The response should contain all of the data below, reproduced exactly, and no pictures.
[Opening INPUT MATERIAL section]
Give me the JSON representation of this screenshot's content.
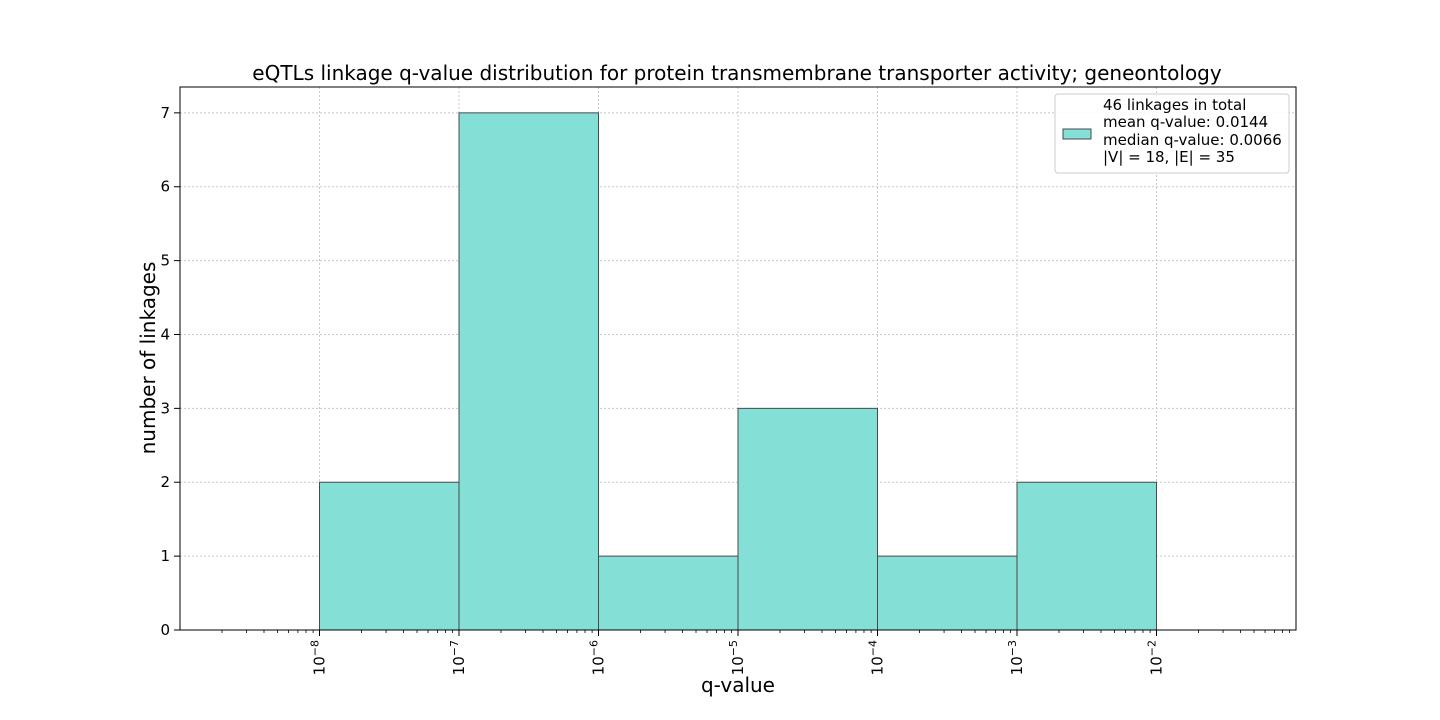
{
  "chart_data": {
    "type": "bar",
    "title": "eQTLs linkage q-value distribution for protein transmembrane transporter activity; geneontology",
    "xlabel": "q-value",
    "ylabel": "number of linkages",
    "x_scale": "log10",
    "xlim": [
      1e-09,
      0.1
    ],
    "ylim": [
      0,
      7.35
    ],
    "grid": true,
    "bins": [
      {
        "start": 1e-08,
        "end": 1e-07,
        "value": 2
      },
      {
        "start": 1e-07,
        "end": 1e-06,
        "value": 7
      },
      {
        "start": 1e-06,
        "end": 1e-05,
        "value": 1
      },
      {
        "start": 1e-05,
        "end": 0.0001,
        "value": 3
      },
      {
        "start": 0.0001,
        "end": 0.001,
        "value": 1
      },
      {
        "start": 0.001,
        "end": 0.01,
        "value": 2
      }
    ],
    "x_ticks": [
      {
        "value": 1e-08,
        "base": "10",
        "exp": "−8"
      },
      {
        "value": 1e-07,
        "base": "10",
        "exp": "−7"
      },
      {
        "value": 1e-06,
        "base": "10",
        "exp": "−6"
      },
      {
        "value": 1e-05,
        "base": "10",
        "exp": "−5"
      },
      {
        "value": 0.0001,
        "base": "10",
        "exp": "−4"
      },
      {
        "value": 0.001,
        "base": "10",
        "exp": "−3"
      },
      {
        "value": 0.01,
        "base": "10",
        "exp": "−2"
      }
    ],
    "y_ticks": [
      "0",
      "1",
      "2",
      "3",
      "4",
      "5",
      "6",
      "7"
    ],
    "legend": {
      "placement": "top-right",
      "lines": [
        "46 linkages in total",
        "mean q-value: 0.0144",
        "median q-value: 0.0066",
        "|V| = 18, |E| = 35"
      ]
    },
    "colors": {
      "bar_fill": "#84dfd6",
      "bar_edge": "#4a4a4a",
      "grid": "#c8c8c8"
    }
  }
}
[Closing INPUT MATERIAL section]
**OUTPUT BELOW:**
Give me the JSON representation of this screenshot's content.
{
  "chart_data": {
    "type": "bar",
    "title": "eQTLs linkage q-value distribution for protein transmembrane transporter activity; geneontology",
    "xlabel": "q-value",
    "ylabel": "number of linkages",
    "x_scale": "log10",
    "xlim": [
      1e-09,
      0.1
    ],
    "ylim": [
      0,
      7.35
    ],
    "grid": true,
    "bins": [
      {
        "start": 1e-08,
        "end": 1e-07,
        "value": 2
      },
      {
        "start": 1e-07,
        "end": 1e-06,
        "value": 7
      },
      {
        "start": 1e-06,
        "end": 1e-05,
        "value": 1
      },
      {
        "start": 1e-05,
        "end": 0.0001,
        "value": 3
      },
      {
        "start": 0.0001,
        "end": 0.001,
        "value": 1
      },
      {
        "start": 0.001,
        "end": 0.01,
        "value": 2
      }
    ],
    "x_ticks": [
      {
        "value": 1e-08,
        "base": "10",
        "exp": "−8"
      },
      {
        "value": 1e-07,
        "base": "10",
        "exp": "−7"
      },
      {
        "value": 1e-06,
        "base": "10",
        "exp": "−6"
      },
      {
        "value": 1e-05,
        "base": "10",
        "exp": "−5"
      },
      {
        "value": 0.0001,
        "base": "10",
        "exp": "−4"
      },
      {
        "value": 0.001,
        "base": "10",
        "exp": "−3"
      },
      {
        "value": 0.01,
        "base": "10",
        "exp": "−2"
      }
    ],
    "y_ticks": [
      "0",
      "1",
      "2",
      "3",
      "4",
      "5",
      "6",
      "7"
    ],
    "legend": {
      "placement": "top-right",
      "lines": [
        "46 linkages in total",
        "mean q-value: 0.0144",
        "median q-value: 0.0066",
        "|V| = 18, |E| = 35"
      ]
    },
    "colors": {
      "bar_fill": "#84dfd6",
      "bar_edge": "#4a4a4a",
      "grid": "#c8c8c8"
    }
  }
}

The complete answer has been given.